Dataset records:
=======

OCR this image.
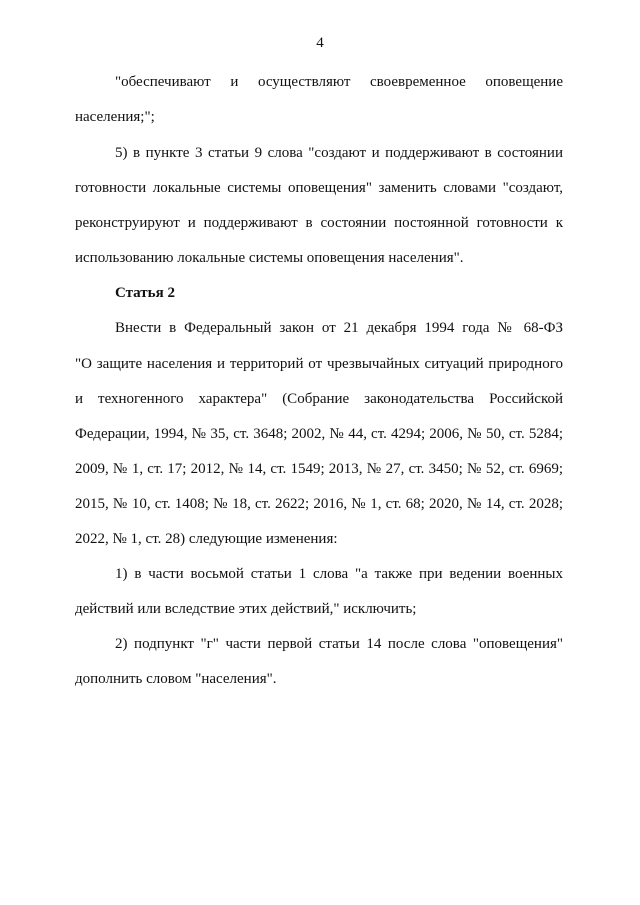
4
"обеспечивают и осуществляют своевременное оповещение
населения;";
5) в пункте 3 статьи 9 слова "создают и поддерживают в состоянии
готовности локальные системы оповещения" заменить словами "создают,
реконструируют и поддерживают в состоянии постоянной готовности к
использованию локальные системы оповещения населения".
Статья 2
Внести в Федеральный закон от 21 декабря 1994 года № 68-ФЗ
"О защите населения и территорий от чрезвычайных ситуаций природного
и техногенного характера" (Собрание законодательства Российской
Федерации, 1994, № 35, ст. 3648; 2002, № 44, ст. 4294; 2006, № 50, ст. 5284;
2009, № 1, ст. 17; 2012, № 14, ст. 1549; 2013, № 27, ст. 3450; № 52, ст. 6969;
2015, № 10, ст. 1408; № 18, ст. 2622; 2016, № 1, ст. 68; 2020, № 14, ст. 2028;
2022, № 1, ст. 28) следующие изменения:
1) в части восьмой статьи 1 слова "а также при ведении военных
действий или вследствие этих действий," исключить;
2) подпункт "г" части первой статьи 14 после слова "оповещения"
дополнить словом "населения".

=======

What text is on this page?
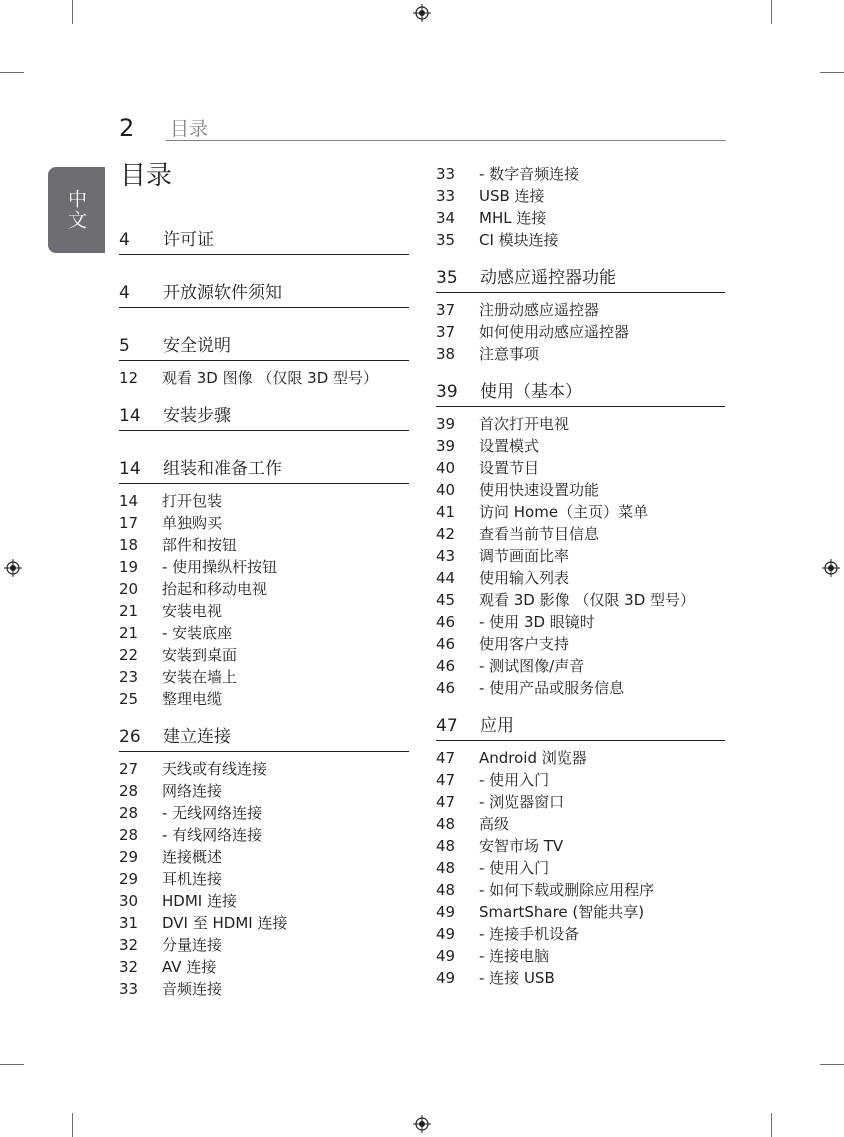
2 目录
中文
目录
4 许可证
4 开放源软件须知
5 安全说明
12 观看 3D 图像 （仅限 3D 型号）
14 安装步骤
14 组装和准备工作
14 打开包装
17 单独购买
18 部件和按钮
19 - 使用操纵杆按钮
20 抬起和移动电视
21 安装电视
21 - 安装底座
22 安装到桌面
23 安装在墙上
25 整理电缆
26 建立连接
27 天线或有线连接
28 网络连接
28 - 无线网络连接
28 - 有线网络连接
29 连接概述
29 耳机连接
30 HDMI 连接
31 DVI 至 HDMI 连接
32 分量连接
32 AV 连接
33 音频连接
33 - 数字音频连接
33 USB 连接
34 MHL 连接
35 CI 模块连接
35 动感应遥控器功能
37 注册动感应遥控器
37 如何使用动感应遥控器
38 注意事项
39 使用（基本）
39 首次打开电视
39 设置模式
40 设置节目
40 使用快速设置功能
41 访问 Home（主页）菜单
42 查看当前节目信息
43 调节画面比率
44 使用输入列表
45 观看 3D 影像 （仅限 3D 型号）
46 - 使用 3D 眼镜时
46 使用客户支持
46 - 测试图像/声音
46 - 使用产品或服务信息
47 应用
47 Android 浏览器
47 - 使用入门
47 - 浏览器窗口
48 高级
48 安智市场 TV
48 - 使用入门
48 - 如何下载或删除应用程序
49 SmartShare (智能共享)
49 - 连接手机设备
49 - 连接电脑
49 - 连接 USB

=======

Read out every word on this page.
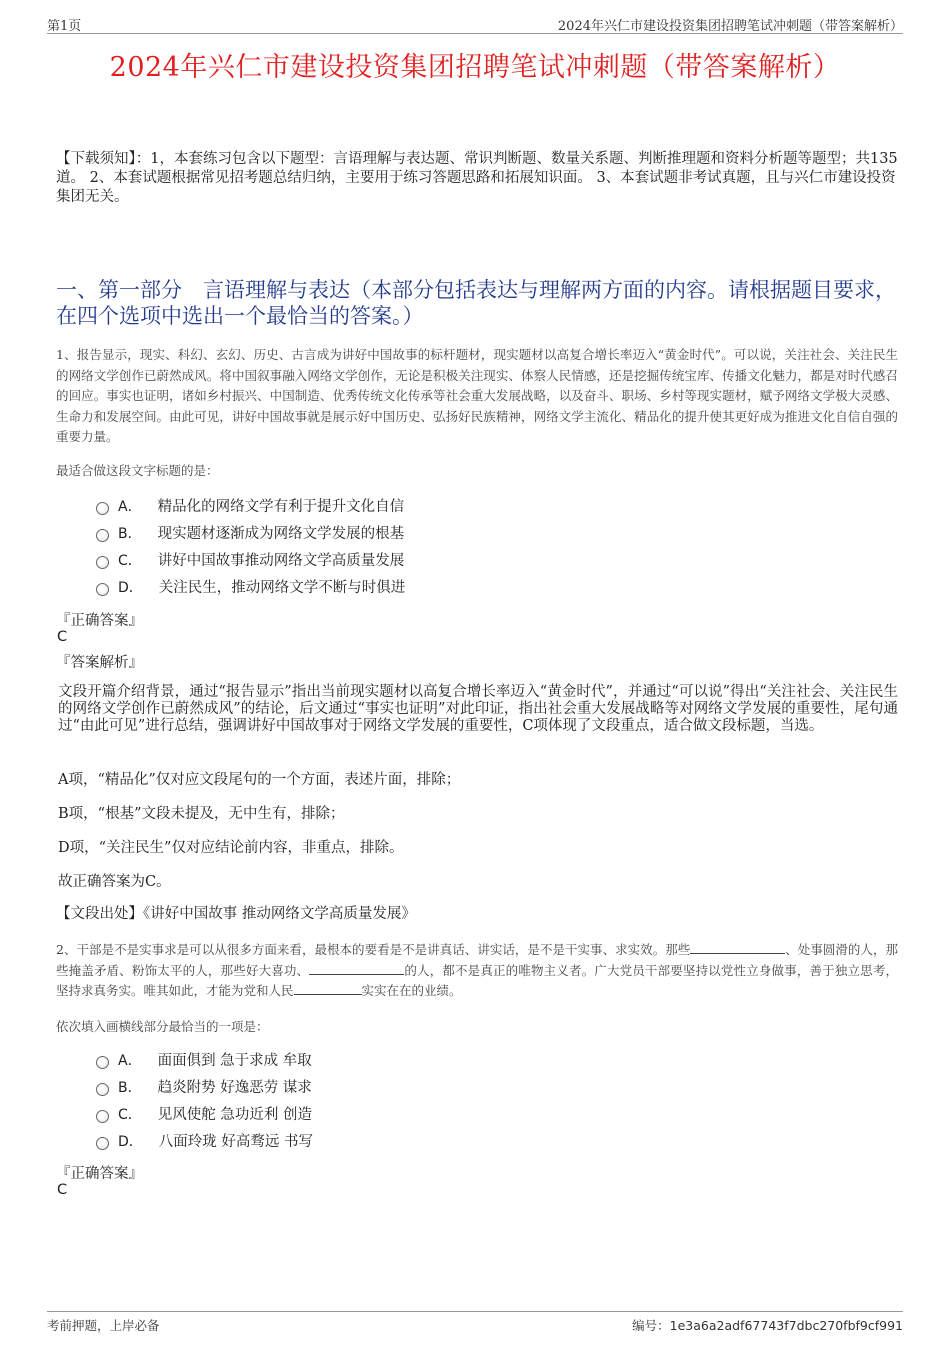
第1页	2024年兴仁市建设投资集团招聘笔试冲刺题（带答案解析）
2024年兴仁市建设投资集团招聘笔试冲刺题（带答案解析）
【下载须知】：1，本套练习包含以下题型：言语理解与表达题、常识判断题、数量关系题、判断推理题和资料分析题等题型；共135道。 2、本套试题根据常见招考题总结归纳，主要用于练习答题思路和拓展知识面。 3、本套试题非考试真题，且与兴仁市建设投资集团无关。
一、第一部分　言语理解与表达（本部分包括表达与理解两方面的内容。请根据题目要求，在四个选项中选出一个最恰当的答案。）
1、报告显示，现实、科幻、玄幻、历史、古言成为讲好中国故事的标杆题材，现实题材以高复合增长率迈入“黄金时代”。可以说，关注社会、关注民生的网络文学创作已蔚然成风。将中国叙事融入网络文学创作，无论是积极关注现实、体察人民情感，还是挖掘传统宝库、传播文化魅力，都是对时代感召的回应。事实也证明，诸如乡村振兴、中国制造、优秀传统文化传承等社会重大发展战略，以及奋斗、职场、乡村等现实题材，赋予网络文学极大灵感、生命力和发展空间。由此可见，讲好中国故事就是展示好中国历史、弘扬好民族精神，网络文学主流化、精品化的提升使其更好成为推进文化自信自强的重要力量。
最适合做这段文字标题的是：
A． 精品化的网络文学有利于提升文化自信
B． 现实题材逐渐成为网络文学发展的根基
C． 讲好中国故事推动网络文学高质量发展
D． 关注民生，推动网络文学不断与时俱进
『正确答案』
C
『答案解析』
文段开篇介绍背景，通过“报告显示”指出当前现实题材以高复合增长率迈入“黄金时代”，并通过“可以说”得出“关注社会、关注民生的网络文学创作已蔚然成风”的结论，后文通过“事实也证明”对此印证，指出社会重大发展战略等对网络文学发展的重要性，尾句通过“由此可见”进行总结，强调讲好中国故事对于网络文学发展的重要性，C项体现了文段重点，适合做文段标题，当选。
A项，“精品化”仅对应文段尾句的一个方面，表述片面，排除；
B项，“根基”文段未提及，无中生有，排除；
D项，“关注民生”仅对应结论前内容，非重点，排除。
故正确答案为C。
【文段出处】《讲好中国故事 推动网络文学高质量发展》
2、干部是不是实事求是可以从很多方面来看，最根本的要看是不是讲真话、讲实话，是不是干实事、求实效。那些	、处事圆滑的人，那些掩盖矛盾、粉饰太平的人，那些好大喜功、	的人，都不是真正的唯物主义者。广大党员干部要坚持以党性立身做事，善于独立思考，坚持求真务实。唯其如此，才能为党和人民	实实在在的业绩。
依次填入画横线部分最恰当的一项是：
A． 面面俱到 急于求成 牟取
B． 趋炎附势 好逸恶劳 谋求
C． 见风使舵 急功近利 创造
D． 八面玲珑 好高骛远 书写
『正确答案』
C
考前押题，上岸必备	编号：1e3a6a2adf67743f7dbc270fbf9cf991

=======

▶ **PROBLEM DESCRIPTION**:
Count every line bearing the word "статьи"; report the total only.

▶ **IN RESPONSE**:
3